SET EXERCISE:
Seek out every line containing the word "Elec", and copy each.

## Start DATA ENTRIES

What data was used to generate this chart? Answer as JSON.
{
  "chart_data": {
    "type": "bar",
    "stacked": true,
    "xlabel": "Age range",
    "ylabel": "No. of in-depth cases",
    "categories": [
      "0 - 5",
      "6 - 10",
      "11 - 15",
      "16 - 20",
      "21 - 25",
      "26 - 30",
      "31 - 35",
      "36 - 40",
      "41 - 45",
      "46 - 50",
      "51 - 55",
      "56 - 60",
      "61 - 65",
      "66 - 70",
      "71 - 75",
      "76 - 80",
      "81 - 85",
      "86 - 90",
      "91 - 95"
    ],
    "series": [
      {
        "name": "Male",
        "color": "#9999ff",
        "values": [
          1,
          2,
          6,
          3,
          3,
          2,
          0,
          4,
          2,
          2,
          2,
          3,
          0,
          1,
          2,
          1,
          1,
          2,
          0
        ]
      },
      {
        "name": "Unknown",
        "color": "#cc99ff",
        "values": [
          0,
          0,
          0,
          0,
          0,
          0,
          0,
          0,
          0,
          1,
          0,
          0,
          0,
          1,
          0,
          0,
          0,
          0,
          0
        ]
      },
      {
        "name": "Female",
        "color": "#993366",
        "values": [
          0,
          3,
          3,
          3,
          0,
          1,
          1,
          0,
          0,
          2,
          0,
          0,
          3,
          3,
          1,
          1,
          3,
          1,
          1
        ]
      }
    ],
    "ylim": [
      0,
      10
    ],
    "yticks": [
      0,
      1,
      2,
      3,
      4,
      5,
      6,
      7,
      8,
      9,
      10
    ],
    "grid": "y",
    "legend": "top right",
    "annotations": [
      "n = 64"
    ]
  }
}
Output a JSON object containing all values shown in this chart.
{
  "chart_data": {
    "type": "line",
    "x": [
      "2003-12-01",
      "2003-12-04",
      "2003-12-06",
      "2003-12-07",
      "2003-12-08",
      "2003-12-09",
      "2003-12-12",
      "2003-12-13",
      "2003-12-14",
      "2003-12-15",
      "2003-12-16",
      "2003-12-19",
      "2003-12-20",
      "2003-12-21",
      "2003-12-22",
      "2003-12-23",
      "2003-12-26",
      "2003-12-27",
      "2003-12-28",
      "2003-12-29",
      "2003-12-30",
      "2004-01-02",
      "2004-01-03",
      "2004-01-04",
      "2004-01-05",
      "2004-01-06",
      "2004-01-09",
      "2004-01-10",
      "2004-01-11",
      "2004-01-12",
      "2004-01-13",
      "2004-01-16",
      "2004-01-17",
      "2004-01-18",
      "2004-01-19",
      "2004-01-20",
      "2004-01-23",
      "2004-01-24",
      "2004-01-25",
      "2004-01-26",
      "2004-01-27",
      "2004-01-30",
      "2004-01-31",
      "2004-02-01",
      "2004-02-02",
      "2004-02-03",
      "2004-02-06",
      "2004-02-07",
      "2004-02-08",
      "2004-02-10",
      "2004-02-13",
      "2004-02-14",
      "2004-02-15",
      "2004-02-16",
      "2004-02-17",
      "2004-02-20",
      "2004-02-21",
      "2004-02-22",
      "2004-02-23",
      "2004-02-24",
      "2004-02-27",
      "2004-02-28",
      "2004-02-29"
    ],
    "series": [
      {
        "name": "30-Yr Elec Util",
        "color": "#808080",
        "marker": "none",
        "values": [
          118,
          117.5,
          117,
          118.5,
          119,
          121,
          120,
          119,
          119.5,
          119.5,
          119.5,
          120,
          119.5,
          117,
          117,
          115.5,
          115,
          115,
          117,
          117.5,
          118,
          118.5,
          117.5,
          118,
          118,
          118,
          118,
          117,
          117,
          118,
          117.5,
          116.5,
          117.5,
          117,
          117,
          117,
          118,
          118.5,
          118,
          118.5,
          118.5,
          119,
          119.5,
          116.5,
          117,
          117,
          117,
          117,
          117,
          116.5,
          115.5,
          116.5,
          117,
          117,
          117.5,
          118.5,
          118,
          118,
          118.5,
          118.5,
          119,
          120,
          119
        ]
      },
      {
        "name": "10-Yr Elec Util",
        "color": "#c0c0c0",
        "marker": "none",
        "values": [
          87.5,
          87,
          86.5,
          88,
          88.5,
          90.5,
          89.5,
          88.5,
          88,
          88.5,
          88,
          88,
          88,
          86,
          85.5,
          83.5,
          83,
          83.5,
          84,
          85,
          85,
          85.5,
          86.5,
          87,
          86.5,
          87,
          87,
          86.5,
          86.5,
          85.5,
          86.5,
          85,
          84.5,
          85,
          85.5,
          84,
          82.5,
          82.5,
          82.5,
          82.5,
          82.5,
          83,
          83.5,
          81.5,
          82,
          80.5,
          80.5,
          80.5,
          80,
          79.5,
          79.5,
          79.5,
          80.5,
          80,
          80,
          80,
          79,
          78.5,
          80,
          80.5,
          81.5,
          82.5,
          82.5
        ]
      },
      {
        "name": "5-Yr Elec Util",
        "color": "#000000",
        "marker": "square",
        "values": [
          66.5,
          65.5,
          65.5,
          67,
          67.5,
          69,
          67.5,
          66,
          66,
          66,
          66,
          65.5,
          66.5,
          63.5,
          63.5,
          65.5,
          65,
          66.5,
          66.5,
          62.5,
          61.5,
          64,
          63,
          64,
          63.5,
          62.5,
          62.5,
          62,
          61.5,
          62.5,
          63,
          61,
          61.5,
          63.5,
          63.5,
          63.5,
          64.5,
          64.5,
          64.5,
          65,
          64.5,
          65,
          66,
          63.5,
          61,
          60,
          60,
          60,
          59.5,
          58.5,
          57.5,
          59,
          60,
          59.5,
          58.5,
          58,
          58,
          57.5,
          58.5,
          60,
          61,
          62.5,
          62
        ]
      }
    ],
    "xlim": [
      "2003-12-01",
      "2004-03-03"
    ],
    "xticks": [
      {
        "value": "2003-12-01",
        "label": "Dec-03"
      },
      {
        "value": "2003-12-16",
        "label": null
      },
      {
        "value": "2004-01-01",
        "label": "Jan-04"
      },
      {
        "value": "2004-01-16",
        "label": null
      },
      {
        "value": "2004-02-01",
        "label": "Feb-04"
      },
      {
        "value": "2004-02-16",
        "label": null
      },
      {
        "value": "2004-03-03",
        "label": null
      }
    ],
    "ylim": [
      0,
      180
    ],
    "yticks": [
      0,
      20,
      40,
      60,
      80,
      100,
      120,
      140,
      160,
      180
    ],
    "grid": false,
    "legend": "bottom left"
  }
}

## End DATA ENTRIES

EXPECTED ANSWER:
        "name": "30-Yr Elec Util",
        "name": "10-Yr Elec Util",
        "name": "5-Yr Elec Util",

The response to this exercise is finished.